_Directions for this task_: Exactly reproduce all the records, keeping pictures out of the copy.

_Data to process_:
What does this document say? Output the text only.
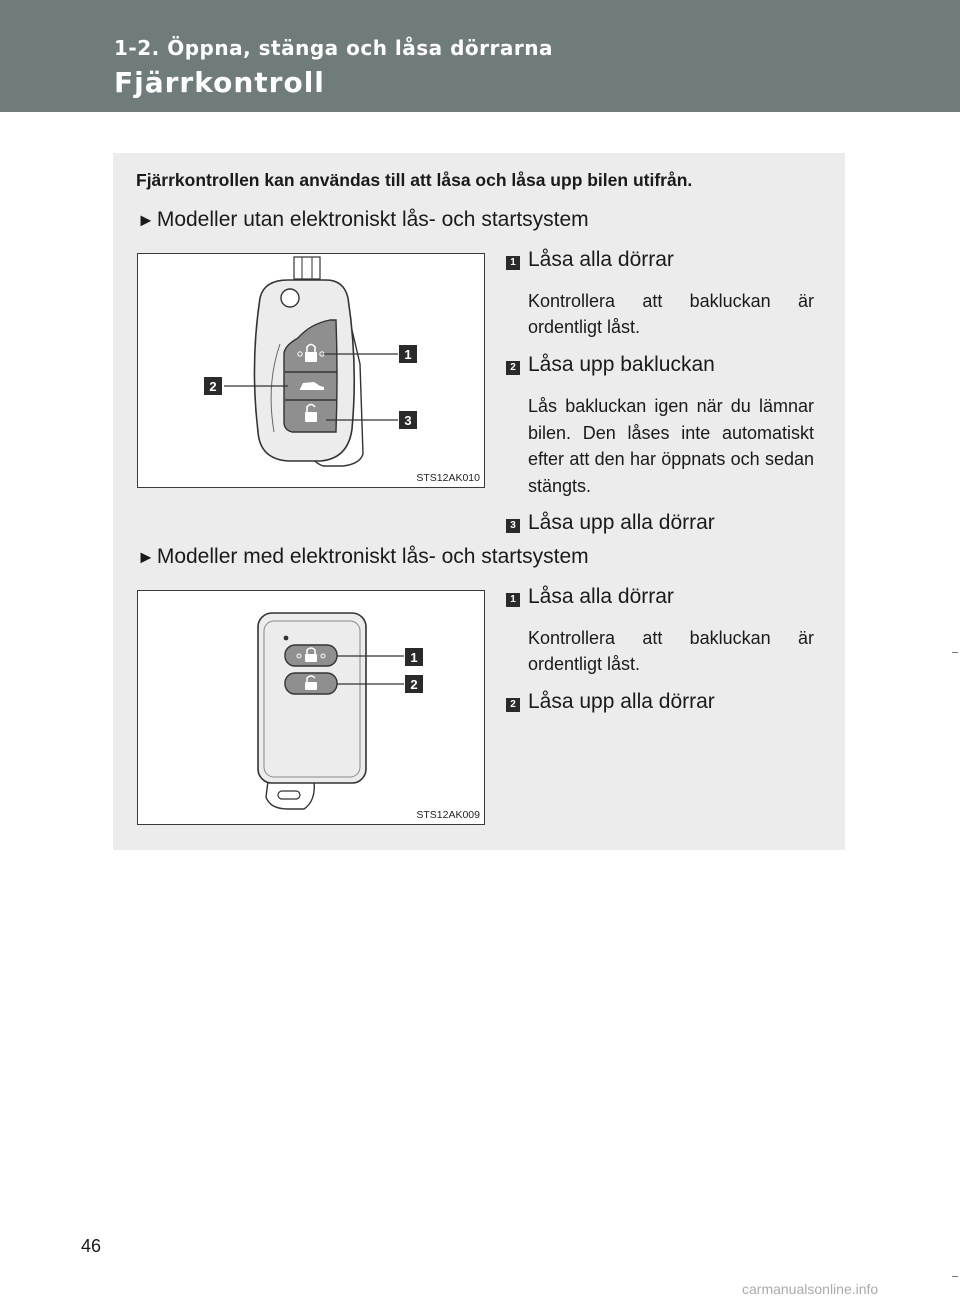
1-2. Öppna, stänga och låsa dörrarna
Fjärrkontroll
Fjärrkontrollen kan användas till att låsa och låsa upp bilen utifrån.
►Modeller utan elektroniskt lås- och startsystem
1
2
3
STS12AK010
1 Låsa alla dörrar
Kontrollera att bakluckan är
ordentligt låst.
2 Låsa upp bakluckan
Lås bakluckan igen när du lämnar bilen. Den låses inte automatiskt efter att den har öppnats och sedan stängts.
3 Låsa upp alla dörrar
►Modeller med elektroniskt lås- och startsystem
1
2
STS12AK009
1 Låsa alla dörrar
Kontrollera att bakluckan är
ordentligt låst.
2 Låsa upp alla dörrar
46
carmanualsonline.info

_Solution below_:
What does this document say? Output the text only.
1-2. Öppna, stänga och låsa dörrarna
Fjärrkontroll
Fjärrkontrollen kan användas till att låsa och låsa upp bilen utifrån.
►Modeller utan elektroniskt lås- och startsystem
1
2
3
STS12AK010
1 Låsa alla dörrar
Kontrollera att bakluckan är
ordentligt låst.
2 Låsa upp bakluckan
Lås bakluckan igen när du lämnar bilen. Den låses inte automatiskt efter att den har öppnats och sedan stängts.
3 Låsa upp alla dörrar
►Modeller med elektroniskt lås- och startsystem
1
2
STS12AK009
1 Låsa alla dörrar
Kontrollera att bakluckan är
ordentligt låst.
2 Låsa upp alla dörrar
46
carmanualsonline.info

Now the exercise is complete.